- **SET TASK**
Quote the entries that follow exactly, leaving none out.

- **RECORD SET**
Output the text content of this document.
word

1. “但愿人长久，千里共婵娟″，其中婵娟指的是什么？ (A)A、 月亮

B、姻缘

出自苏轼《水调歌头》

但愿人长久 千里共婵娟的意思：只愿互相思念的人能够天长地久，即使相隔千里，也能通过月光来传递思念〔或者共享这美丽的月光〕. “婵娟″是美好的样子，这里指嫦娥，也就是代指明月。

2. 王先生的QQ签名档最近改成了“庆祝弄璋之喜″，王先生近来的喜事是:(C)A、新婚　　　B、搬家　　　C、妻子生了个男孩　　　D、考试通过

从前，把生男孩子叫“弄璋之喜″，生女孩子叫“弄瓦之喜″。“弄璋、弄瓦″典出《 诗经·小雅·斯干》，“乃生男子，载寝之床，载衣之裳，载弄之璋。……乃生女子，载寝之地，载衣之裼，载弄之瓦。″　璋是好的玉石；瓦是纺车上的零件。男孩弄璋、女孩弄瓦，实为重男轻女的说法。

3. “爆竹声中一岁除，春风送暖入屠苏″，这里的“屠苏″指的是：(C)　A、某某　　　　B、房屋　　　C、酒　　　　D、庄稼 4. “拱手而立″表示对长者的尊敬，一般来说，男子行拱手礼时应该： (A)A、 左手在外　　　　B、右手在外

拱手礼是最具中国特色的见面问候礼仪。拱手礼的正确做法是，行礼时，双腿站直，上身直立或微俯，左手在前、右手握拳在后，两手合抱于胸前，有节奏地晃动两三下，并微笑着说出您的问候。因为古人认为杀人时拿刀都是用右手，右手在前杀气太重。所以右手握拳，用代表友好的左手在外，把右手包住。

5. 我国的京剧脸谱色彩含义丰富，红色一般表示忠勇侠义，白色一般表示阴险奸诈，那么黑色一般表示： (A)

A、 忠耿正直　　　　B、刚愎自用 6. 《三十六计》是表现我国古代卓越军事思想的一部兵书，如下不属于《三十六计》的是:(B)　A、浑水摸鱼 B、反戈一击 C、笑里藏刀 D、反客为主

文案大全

- **SOLUTION TO THIS PROBLEM**
Output the text content of this document.
word

1. “但愿人长久，千里共婵娟″，其中婵娟指的是什么？ (A)A、 月亮

B、姻缘

出自苏轼《水调歌头》

但愿人长久 千里共婵娟的意思：只愿互相思念的人能够天长地久，即使相隔千里，也能通过月光来传递思念〔或者共享这美丽的月光〕. “婵娟″是美好的样子，这里指嫦娥，也就是代指明月。

2. 王先生的QQ签名档最近改成了“庆祝弄璋之喜″，王先生近来的喜事是:(C)A、新婚　　　B、搬家　　　C、妻子生了个男孩　　　D、考试通过

从前，把生男孩子叫“弄璋之喜″，生女孩子叫“弄瓦之喜″。“弄璋、弄瓦″典出《 诗经·小雅·斯干》，“乃生男子，载寝之床，载衣之裳，载弄之璋。……乃生女子，载寝之地，载衣之裼，载弄之瓦。″　璋是好的玉石；瓦是纺车上的零件。男孩弄璋、女孩弄瓦，实为重男轻女的说法。

3. “爆竹声中一岁除，春风送暖入屠苏″，这里的“屠苏″指的是：(C)　A、某某　　　　B、房屋　　　C、酒　　　　D、庄稼 4. “拱手而立″表示对长者的尊敬，一般来说，男子行拱手礼时应该： (A)A、 左手在外　　　　B、右手在外

拱手礼是最具中国特色的见面问候礼仪。拱手礼的正确做法是，行礼时，双腿站直，上身直立或微俯，左手在前、右手握拳在后，两手合抱于胸前，有节奏地晃动两三下，并微笑着说出您的问候。因为古人认为杀人时拿刀都是用右手，右手在前杀气太重。所以右手握拳，用代表友好的左手在外，把右手包住。

5. 我国的京剧脸谱色彩含义丰富，红色一般表示忠勇侠义，白色一般表示阴险奸诈，那么黑色一般表示： (A)

A、 忠耿正直　　　　B、刚愎自用 6. 《三十六计》是表现我国古代卓越军事思想的一部兵书，如下不属于《三十六计》的是:(B)　A、浑水摸鱼 B、反戈一击 C、笑里藏刀 D、反客为主

文案大全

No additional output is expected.